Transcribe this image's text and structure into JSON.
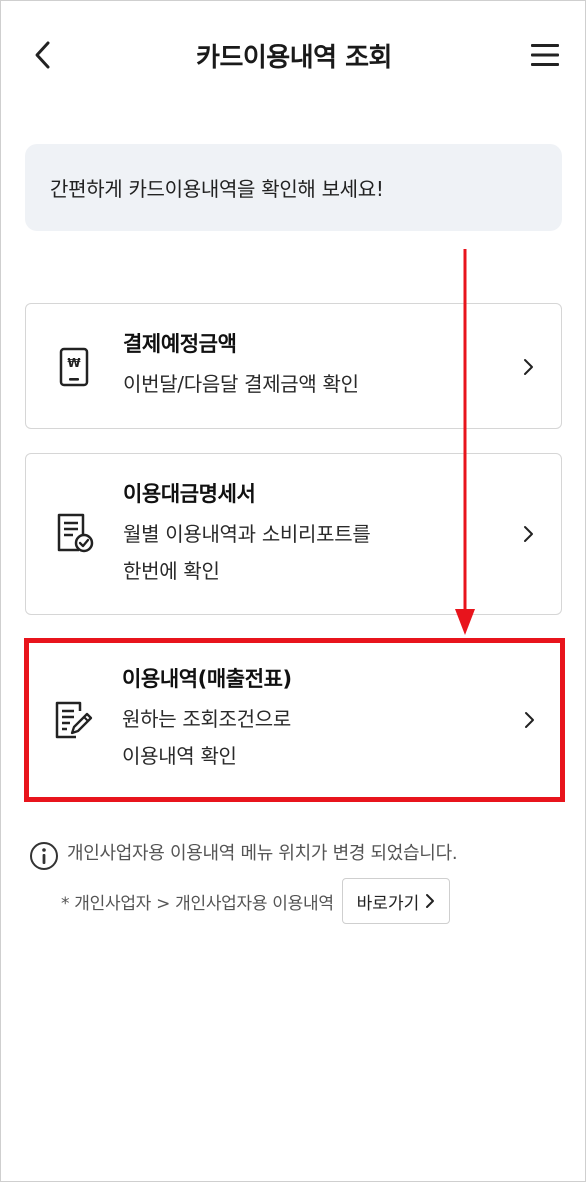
{
  "header": {
    "title": "카드이용내역 조회",
    "back_icon": "chevron-left-icon",
    "menu_icon": "hamburger-menu-icon"
  },
  "notice": {
    "text": "간편하게 카드이용내역을 확인해 보세요!"
  },
  "cards": [
    {
      "title": "결제예정금액",
      "desc": "이번달/다음달 결제금액 확인",
      "icon": "phone-won-icon"
    },
    {
      "title": "이용대금명세서",
      "desc": "월별 이용내역과 소비리포트를\n한번에 확인",
      "icon": "statement-check-icon"
    },
    {
      "title": "이용내역(매출전표)",
      "desc": "원하는 조회조건으로\n이용내역 확인",
      "icon": "document-edit-icon"
    }
  ],
  "info": {
    "message": "개인사업자용 이용내역 메뉴 위치가 변경 되었습니다.",
    "path": "* 개인사업자 > 개인사업자용 이용내역",
    "goto_label": "바로가기",
    "icon": "info-circle-icon"
  },
  "annotation": {
    "highlight_color": "#e8141c",
    "arrow_color": "#e8141c"
  }
}
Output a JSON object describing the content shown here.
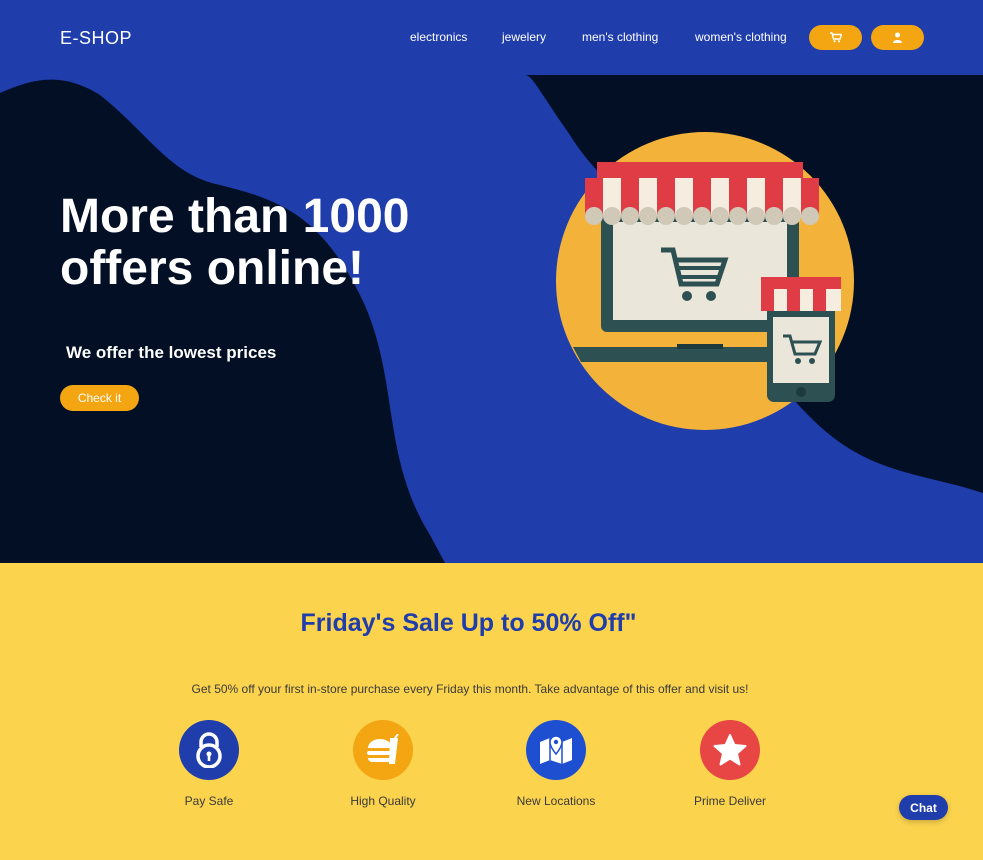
{
  "navbar": {
    "brand": "E-SHOP",
    "links": [
      "electronics",
      "jewelery",
      "men's clothing",
      "women's clothing"
    ],
    "cart_icon": "cart-icon",
    "user_icon": "user-icon"
  },
  "hero": {
    "title": "More than 1000 offers online!",
    "subtitle": "We offer the lowest prices",
    "cta_label": "Check it"
  },
  "sale": {
    "title": "Friday's Sale Up to 50% Off\"",
    "text": "Get 50% off your first in-store purchase every Friday this month. Take advantage of this offer and visit us!",
    "features": [
      {
        "label": "Pay Safe",
        "icon": "lock-icon",
        "color": "#1f3dab"
      },
      {
        "label": "High Quality",
        "icon": "burger-icon",
        "color": "#f3a512"
      },
      {
        "label": "New Locations",
        "icon": "map-icon",
        "color": "#1f4fd1"
      },
      {
        "label": "Prime Deliver",
        "icon": "star-icon",
        "color": "#e84545"
      }
    ]
  },
  "chat": {
    "label": "Chat"
  },
  "colors": {
    "navy": "#1f3dab",
    "dark": "#030f24",
    "accent": "#f3a512",
    "yellow": "#fbd34d",
    "red": "#e84545"
  }
}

### Task directions
List the lines of the entries that include "text".

### Result below
Transcribe this image's text and structure into JSON.
    "text": "간편하게 카드이용내역을 확인해 보세요!"
    "text": "Get 50% off your first in-store purchase every Friday this month. Take advantage of this offer and visit us!",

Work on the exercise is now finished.